[Extracts from a graphics dataset]
--- Start ---

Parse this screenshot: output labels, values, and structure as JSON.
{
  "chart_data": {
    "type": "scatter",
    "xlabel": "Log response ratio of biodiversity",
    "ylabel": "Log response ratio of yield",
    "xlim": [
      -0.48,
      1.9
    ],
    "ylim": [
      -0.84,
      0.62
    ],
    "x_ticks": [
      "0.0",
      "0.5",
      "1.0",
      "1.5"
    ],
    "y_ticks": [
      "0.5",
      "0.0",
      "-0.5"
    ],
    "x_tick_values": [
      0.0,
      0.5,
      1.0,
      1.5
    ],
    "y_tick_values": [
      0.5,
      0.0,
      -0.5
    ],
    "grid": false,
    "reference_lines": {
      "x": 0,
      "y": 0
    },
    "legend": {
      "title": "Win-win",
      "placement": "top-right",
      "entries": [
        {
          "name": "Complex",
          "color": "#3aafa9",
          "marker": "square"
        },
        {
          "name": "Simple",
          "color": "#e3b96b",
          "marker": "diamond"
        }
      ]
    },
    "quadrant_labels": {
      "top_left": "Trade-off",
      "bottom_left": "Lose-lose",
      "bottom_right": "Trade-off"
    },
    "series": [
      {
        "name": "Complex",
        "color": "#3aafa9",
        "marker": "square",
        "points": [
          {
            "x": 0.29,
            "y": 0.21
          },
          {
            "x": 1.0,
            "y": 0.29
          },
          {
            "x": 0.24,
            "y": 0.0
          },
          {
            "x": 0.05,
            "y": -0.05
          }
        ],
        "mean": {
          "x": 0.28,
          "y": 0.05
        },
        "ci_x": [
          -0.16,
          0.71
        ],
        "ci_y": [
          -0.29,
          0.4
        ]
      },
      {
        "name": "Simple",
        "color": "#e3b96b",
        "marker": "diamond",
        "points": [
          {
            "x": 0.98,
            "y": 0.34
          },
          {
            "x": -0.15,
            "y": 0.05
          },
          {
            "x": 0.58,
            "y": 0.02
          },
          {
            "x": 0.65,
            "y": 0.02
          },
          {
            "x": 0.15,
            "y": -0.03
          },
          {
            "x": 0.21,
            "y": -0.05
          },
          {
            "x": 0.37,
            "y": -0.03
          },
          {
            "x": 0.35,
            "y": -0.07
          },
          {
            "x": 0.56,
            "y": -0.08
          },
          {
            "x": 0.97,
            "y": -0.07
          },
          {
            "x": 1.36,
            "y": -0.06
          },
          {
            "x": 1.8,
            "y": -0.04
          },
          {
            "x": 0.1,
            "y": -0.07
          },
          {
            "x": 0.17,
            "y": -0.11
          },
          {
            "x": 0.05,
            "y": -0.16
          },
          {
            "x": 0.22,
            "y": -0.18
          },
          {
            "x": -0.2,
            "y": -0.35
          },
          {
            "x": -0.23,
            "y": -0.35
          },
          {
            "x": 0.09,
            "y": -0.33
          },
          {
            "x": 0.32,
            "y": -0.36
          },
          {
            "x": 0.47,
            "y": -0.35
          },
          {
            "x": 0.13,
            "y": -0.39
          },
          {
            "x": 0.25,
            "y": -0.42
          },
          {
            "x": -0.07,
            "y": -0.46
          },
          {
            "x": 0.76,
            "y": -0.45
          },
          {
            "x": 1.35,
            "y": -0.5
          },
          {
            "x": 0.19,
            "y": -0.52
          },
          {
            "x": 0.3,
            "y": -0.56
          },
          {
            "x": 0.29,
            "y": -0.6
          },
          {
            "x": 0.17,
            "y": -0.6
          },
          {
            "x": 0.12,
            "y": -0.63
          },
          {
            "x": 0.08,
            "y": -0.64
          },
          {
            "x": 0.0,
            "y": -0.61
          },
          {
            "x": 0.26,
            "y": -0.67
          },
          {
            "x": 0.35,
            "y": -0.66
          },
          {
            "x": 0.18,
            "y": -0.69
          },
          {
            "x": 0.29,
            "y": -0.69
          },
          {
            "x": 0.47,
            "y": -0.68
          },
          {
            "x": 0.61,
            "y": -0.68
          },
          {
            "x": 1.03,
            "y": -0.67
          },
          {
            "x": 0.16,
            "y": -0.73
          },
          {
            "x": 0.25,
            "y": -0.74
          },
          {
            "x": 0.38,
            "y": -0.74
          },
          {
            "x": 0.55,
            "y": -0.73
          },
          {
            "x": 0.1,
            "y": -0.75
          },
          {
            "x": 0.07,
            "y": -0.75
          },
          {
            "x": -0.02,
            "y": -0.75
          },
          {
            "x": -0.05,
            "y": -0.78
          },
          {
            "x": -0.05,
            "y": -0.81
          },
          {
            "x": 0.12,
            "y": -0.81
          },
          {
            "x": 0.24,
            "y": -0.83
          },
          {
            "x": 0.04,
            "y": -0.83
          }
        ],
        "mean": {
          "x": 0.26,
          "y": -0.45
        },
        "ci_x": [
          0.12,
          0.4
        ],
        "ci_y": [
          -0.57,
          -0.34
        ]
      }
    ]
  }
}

--- End ---

_SET TASK_.
Every record above must be duplicated exactly.

_SOLUTION_.
Parse this screenshot: output labels, values, and structure as JSON.
{
  "chart_data": {
    "type": "scatter",
    "xlabel": "Log response ratio of biodiversity",
    "ylabel": "Log response ratio of yield",
    "xlim": [
      -0.48,
      1.9
    ],
    "ylim": [
      -0.84,
      0.62
    ],
    "x_ticks": [
      "0.0",
      "0.5",
      "1.0",
      "1.5"
    ],
    "y_ticks": [
      "0.5",
      "0.0",
      "-0.5"
    ],
    "x_tick_values": [
      0.0,
      0.5,
      1.0,
      1.5
    ],
    "y_tick_values": [
      0.5,
      0.0,
      -0.5
    ],
    "grid": false,
    "reference_lines": {
      "x": 0,
      "y": 0
    },
    "legend": {
      "title": "Win-win",
      "placement": "top-right",
      "entries": [
        {
          "name": "Complex",
          "color": "#3aafa9",
          "marker": "square"
        },
        {
          "name": "Simple",
          "color": "#e3b96b",
          "marker": "diamond"
        }
      ]
    },
    "quadrant_labels": {
      "top_left": "Trade-off",
      "bottom_left": "Lose-lose",
      "bottom_right": "Trade-off"
    },
    "series": [
      {
        "name": "Complex",
        "color": "#3aafa9",
        "marker": "square",
        "points": [
          {
            "x": 0.29,
            "y": 0.21
          },
          {
            "x": 1.0,
            "y": 0.29
          },
          {
            "x": 0.24,
            "y": 0.0
          },
          {
            "x": 0.05,
            "y": -0.05
          }
        ],
        "mean": {
          "x": 0.28,
          "y": 0.05
        },
        "ci_x": [
          -0.16,
          0.71
        ],
        "ci_y": [
          -0.29,
          0.4
        ]
      },
      {
        "name": "Simple",
        "color": "#e3b96b",
        "marker": "diamond",
        "points": [
          {
            "x": 0.98,
            "y": 0.34
          },
          {
            "x": -0.15,
            "y": 0.05
          },
          {
            "x": 0.58,
            "y": 0.02
          },
          {
            "x": 0.65,
            "y": 0.02
          },
          {
            "x": 0.15,
            "y": -0.03
          },
          {
            "x": 0.21,
            "y": -0.05
          },
          {
            "x": 0.37,
            "y": -0.03
          },
          {
            "x": 0.35,
            "y": -0.07
          },
          {
            "x": 0.56,
            "y": -0.08
          },
          {
            "x": 0.97,
            "y": -0.07
          },
          {
            "x": 1.36,
            "y": -0.06
          },
          {
            "x": 1.8,
            "y": -0.04
          },
          {
            "x": 0.1,
            "y": -0.07
          },
          {
            "x": 0.17,
            "y": -0.11
          },
          {
            "x": 0.05,
            "y": -0.16
          },
          {
            "x": 0.22,
            "y": -0.18
          },
          {
            "x": -0.2,
            "y": -0.35
          },
          {
            "x": -0.23,
            "y": -0.35
          },
          {
            "x": 0.09,
            "y": -0.33
          },
          {
            "x": 0.32,
            "y": -0.36
          },
          {
            "x": 0.47,
            "y": -0.35
          },
          {
            "x": 0.13,
            "y": -0.39
          },
          {
            "x": 0.25,
            "y": -0.42
          },
          {
            "x": -0.07,
            "y": -0.46
          },
          {
            "x": 0.76,
            "y": -0.45
          },
          {
            "x": 1.35,
            "y": -0.5
          },
          {
            "x": 0.19,
            "y": -0.52
          },
          {
            "x": 0.3,
            "y": -0.56
          },
          {
            "x": 0.29,
            "y": -0.6
          },
          {
            "x": 0.17,
            "y": -0.6
          },
          {
            "x": 0.12,
            "y": -0.63
          },
          {
            "x": 0.08,
            "y": -0.64
          },
          {
            "x": 0.0,
            "y": -0.61
          },
          {
            "x": 0.26,
            "y": -0.67
          },
          {
            "x": 0.35,
            "y": -0.66
          },
          {
            "x": 0.18,
            "y": -0.69
          },
          {
            "x": 0.29,
            "y": -0.69
          },
          {
            "x": 0.47,
            "y": -0.68
          },
          {
            "x": 0.61,
            "y": -0.68
          },
          {
            "x": 1.03,
            "y": -0.67
          },
          {
            "x": 0.16,
            "y": -0.73
          },
          {
            "x": 0.25,
            "y": -0.74
          },
          {
            "x": 0.38,
            "y": -0.74
          },
          {
            "x": 0.55,
            "y": -0.73
          },
          {
            "x": 0.1,
            "y": -0.75
          },
          {
            "x": 0.07,
            "y": -0.75
          },
          {
            "x": -0.02,
            "y": -0.75
          },
          {
            "x": -0.05,
            "y": -0.78
          },
          {
            "x": -0.05,
            "y": -0.81
          },
          {
            "x": 0.12,
            "y": -0.81
          },
          {
            "x": 0.24,
            "y": -0.83
          },
          {
            "x": 0.04,
            "y": -0.83
          }
        ],
        "mean": {
          "x": 0.26,
          "y": -0.45
        },
        "ci_x": [
          0.12,
          0.4
        ],
        "ci_y": [
          -0.57,
          -0.34
        ]
      }
    ]
  }
}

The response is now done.